Single out the lines that include the word "SCDOR". Copy them.

START The records

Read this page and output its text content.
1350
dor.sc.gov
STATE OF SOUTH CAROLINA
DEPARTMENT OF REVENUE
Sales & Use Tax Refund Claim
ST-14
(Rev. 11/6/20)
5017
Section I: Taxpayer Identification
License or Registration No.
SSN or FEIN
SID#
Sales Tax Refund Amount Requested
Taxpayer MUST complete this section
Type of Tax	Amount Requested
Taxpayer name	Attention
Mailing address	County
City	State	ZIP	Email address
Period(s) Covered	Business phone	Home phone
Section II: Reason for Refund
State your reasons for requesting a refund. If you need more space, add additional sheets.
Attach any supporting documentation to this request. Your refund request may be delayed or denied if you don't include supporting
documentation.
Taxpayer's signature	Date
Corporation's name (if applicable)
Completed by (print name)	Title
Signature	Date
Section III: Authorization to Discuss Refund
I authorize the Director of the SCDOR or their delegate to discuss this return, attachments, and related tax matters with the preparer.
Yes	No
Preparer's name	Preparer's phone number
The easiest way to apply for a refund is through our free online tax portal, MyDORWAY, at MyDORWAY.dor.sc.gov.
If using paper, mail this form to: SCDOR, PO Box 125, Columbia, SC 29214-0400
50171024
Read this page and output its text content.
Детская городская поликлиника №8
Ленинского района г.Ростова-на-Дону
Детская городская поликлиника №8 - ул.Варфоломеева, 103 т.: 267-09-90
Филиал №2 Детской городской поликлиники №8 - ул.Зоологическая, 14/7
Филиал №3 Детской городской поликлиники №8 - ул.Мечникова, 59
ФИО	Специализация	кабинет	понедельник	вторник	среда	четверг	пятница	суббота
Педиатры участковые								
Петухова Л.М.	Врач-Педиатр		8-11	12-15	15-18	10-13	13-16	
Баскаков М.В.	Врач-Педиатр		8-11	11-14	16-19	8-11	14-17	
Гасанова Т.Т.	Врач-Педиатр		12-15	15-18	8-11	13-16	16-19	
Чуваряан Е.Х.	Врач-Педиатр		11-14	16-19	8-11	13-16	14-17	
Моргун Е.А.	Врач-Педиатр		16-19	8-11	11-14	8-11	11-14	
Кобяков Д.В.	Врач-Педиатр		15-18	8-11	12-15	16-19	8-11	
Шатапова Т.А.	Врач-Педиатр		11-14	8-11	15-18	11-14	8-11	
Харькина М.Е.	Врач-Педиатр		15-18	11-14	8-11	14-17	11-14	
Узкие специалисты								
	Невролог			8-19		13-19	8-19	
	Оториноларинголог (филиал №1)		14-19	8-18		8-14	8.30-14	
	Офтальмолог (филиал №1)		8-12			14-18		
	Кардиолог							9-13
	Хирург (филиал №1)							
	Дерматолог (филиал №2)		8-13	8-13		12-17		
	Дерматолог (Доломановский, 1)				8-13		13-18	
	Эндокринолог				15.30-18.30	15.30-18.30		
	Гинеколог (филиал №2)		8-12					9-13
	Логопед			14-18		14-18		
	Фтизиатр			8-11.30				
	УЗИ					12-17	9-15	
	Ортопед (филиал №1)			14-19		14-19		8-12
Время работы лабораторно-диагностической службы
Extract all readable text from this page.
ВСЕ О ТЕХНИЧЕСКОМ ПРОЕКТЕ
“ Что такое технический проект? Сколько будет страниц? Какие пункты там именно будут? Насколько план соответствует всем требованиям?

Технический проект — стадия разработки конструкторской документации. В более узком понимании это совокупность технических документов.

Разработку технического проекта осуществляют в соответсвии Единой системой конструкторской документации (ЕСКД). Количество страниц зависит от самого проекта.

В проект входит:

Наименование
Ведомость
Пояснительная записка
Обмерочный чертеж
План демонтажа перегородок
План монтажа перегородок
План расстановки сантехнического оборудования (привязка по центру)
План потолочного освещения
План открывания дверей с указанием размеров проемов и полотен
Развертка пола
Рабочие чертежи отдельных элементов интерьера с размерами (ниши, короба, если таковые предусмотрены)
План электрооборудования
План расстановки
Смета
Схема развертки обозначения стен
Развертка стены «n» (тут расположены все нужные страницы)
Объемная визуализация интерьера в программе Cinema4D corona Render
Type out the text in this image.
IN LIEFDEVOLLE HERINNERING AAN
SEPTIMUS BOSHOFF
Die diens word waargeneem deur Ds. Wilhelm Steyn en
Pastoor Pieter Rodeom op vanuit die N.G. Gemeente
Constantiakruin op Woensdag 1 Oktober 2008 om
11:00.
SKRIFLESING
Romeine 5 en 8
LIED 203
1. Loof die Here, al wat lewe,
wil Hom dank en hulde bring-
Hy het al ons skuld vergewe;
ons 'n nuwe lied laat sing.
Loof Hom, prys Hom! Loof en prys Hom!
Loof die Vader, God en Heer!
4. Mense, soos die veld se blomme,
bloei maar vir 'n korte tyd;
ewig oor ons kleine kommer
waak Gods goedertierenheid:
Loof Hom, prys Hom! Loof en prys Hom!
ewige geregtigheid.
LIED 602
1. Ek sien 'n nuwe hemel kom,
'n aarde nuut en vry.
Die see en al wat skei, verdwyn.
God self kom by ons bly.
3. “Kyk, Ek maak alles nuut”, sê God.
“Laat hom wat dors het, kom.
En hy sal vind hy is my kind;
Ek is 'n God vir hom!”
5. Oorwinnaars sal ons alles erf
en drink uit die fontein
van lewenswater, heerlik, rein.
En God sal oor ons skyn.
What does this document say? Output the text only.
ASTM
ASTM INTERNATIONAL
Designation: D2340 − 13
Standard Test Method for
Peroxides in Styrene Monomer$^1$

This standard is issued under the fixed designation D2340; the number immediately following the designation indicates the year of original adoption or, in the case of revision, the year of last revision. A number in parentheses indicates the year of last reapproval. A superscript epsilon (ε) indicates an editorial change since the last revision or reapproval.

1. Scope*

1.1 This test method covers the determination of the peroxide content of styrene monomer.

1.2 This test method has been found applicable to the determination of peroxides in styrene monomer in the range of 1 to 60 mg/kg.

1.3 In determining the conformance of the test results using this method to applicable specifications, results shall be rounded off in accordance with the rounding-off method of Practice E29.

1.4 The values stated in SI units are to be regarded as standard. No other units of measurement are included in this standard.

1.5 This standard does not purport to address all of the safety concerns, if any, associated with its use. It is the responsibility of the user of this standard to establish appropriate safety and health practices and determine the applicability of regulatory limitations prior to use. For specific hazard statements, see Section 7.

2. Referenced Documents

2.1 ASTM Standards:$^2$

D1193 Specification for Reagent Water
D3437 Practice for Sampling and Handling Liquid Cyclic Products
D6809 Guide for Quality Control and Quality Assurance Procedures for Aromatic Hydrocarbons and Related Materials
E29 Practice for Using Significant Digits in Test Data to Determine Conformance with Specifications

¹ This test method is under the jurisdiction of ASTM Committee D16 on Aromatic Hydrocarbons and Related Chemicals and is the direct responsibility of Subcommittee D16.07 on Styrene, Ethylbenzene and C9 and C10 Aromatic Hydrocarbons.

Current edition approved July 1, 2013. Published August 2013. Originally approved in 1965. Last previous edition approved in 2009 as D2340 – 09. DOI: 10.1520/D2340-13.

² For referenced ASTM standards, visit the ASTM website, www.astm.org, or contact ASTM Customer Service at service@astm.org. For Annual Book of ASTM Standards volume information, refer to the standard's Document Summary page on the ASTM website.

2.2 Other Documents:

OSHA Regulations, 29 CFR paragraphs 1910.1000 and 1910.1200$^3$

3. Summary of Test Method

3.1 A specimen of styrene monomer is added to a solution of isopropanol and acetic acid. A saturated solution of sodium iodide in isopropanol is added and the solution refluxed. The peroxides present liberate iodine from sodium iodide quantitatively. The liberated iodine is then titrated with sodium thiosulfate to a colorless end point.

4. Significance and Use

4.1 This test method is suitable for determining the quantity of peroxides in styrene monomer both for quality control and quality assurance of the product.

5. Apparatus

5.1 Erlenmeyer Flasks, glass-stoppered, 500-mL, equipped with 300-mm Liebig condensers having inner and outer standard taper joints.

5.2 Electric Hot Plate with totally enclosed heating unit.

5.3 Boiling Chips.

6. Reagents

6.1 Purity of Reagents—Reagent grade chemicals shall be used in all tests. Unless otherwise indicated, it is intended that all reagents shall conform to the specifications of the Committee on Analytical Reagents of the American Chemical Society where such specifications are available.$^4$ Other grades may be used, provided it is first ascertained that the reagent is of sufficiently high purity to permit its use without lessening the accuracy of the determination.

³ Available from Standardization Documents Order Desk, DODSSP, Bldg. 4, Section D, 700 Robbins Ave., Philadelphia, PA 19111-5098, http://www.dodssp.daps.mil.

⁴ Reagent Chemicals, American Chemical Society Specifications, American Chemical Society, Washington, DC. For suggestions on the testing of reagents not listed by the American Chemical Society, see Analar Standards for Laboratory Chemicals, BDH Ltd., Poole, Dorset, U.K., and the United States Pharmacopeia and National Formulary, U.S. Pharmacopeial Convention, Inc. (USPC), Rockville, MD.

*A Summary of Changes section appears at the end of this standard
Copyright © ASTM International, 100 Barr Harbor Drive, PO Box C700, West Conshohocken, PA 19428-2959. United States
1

END The records

- [Answer to the problem]:
I authorize the Director of the SCDOR or their delegate to discuss this return, attachments, and related tax matters with the preparer.
If using paper, mail this form to: SCDOR, PO Box 125, Columbia, SC 29214-0400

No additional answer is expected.